→ **Given problem**:
Find how many lines of the listing include the string "green", and report only that figure.

→ **Extracted data**:
* start *

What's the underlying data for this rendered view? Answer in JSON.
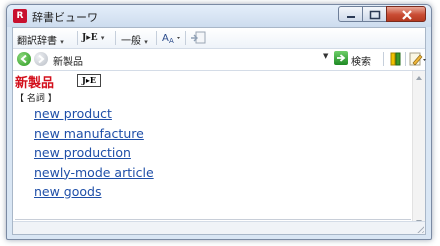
{
  "window": {
    "title": "辞書ビューワ"
  },
  "toolbar1": {
    "dictionary_menu": "翻訳辞書",
    "je_label": "J▸E",
    "general_label": "一般",
    "caret": "▾"
  },
  "toolbar2": {
    "search_value": "新製品",
    "search_button": "検索"
  },
  "entry": {
    "headword": "新製品",
    "dict_badge": "J▸E",
    "part_of_speech": "【 名詞 】",
    "translations": [
      "new product",
      "new manufacture",
      "new production",
      "newly-mode article",
      "new goods"
    ]
  },
  "colors": {
    "headword": "#d3101c",
    "link": "#1f4fa8",
    "close_button": "#c94c34"
  },
  "icons": {
    "app": "dictionary-app-icon",
    "back": "green-back-arrow-icon",
    "forward": "gray-forward-arrow-icon",
    "search_go": "green-go-arrow-icon",
    "bookmark": "bookmark-icon",
    "note": "note-edit-icon"
  }
}
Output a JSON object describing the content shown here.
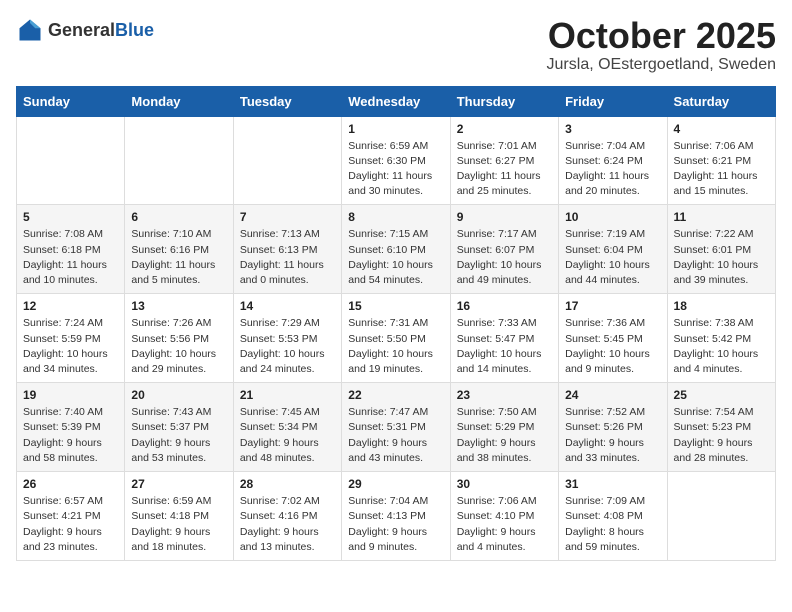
{
  "logo": {
    "general": "General",
    "blue": "Blue"
  },
  "header": {
    "month": "October 2025",
    "location": "Jursla, OEstergoetland, Sweden"
  },
  "weekdays": [
    "Sunday",
    "Monday",
    "Tuesday",
    "Wednesday",
    "Thursday",
    "Friday",
    "Saturday"
  ],
  "weeks": [
    [
      {
        "day": "",
        "info": ""
      },
      {
        "day": "",
        "info": ""
      },
      {
        "day": "",
        "info": ""
      },
      {
        "day": "1",
        "info": "Sunrise: 6:59 AM\nSunset: 6:30 PM\nDaylight: 11 hours\nand 30 minutes."
      },
      {
        "day": "2",
        "info": "Sunrise: 7:01 AM\nSunset: 6:27 PM\nDaylight: 11 hours\nand 25 minutes."
      },
      {
        "day": "3",
        "info": "Sunrise: 7:04 AM\nSunset: 6:24 PM\nDaylight: 11 hours\nand 20 minutes."
      },
      {
        "day": "4",
        "info": "Sunrise: 7:06 AM\nSunset: 6:21 PM\nDaylight: 11 hours\nand 15 minutes."
      }
    ],
    [
      {
        "day": "5",
        "info": "Sunrise: 7:08 AM\nSunset: 6:18 PM\nDaylight: 11 hours\nand 10 minutes."
      },
      {
        "day": "6",
        "info": "Sunrise: 7:10 AM\nSunset: 6:16 PM\nDaylight: 11 hours\nand 5 minutes."
      },
      {
        "day": "7",
        "info": "Sunrise: 7:13 AM\nSunset: 6:13 PM\nDaylight: 11 hours\nand 0 minutes."
      },
      {
        "day": "8",
        "info": "Sunrise: 7:15 AM\nSunset: 6:10 PM\nDaylight: 10 hours\nand 54 minutes."
      },
      {
        "day": "9",
        "info": "Sunrise: 7:17 AM\nSunset: 6:07 PM\nDaylight: 10 hours\nand 49 minutes."
      },
      {
        "day": "10",
        "info": "Sunrise: 7:19 AM\nSunset: 6:04 PM\nDaylight: 10 hours\nand 44 minutes."
      },
      {
        "day": "11",
        "info": "Sunrise: 7:22 AM\nSunset: 6:01 PM\nDaylight: 10 hours\nand 39 minutes."
      }
    ],
    [
      {
        "day": "12",
        "info": "Sunrise: 7:24 AM\nSunset: 5:59 PM\nDaylight: 10 hours\nand 34 minutes."
      },
      {
        "day": "13",
        "info": "Sunrise: 7:26 AM\nSunset: 5:56 PM\nDaylight: 10 hours\nand 29 minutes."
      },
      {
        "day": "14",
        "info": "Sunrise: 7:29 AM\nSunset: 5:53 PM\nDaylight: 10 hours\nand 24 minutes."
      },
      {
        "day": "15",
        "info": "Sunrise: 7:31 AM\nSunset: 5:50 PM\nDaylight: 10 hours\nand 19 minutes."
      },
      {
        "day": "16",
        "info": "Sunrise: 7:33 AM\nSunset: 5:47 PM\nDaylight: 10 hours\nand 14 minutes."
      },
      {
        "day": "17",
        "info": "Sunrise: 7:36 AM\nSunset: 5:45 PM\nDaylight: 10 hours\nand 9 minutes."
      },
      {
        "day": "18",
        "info": "Sunrise: 7:38 AM\nSunset: 5:42 PM\nDaylight: 10 hours\nand 4 minutes."
      }
    ],
    [
      {
        "day": "19",
        "info": "Sunrise: 7:40 AM\nSunset: 5:39 PM\nDaylight: 9 hours\nand 58 minutes."
      },
      {
        "day": "20",
        "info": "Sunrise: 7:43 AM\nSunset: 5:37 PM\nDaylight: 9 hours\nand 53 minutes."
      },
      {
        "day": "21",
        "info": "Sunrise: 7:45 AM\nSunset: 5:34 PM\nDaylight: 9 hours\nand 48 minutes."
      },
      {
        "day": "22",
        "info": "Sunrise: 7:47 AM\nSunset: 5:31 PM\nDaylight: 9 hours\nand 43 minutes."
      },
      {
        "day": "23",
        "info": "Sunrise: 7:50 AM\nSunset: 5:29 PM\nDaylight: 9 hours\nand 38 minutes."
      },
      {
        "day": "24",
        "info": "Sunrise: 7:52 AM\nSunset: 5:26 PM\nDaylight: 9 hours\nand 33 minutes."
      },
      {
        "day": "25",
        "info": "Sunrise: 7:54 AM\nSunset: 5:23 PM\nDaylight: 9 hours\nand 28 minutes."
      }
    ],
    [
      {
        "day": "26",
        "info": "Sunrise: 6:57 AM\nSunset: 4:21 PM\nDaylight: 9 hours\nand 23 minutes."
      },
      {
        "day": "27",
        "info": "Sunrise: 6:59 AM\nSunset: 4:18 PM\nDaylight: 9 hours\nand 18 minutes."
      },
      {
        "day": "28",
        "info": "Sunrise: 7:02 AM\nSunset: 4:16 PM\nDaylight: 9 hours\nand 13 minutes."
      },
      {
        "day": "29",
        "info": "Sunrise: 7:04 AM\nSunset: 4:13 PM\nDaylight: 9 hours\nand 9 minutes."
      },
      {
        "day": "30",
        "info": "Sunrise: 7:06 AM\nSunset: 4:10 PM\nDaylight: 9 hours\nand 4 minutes."
      },
      {
        "day": "31",
        "info": "Sunrise: 7:09 AM\nSunset: 4:08 PM\nDaylight: 8 hours\nand 59 minutes."
      },
      {
        "day": "",
        "info": ""
      }
    ]
  ]
}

* end *

→ **Response**:
2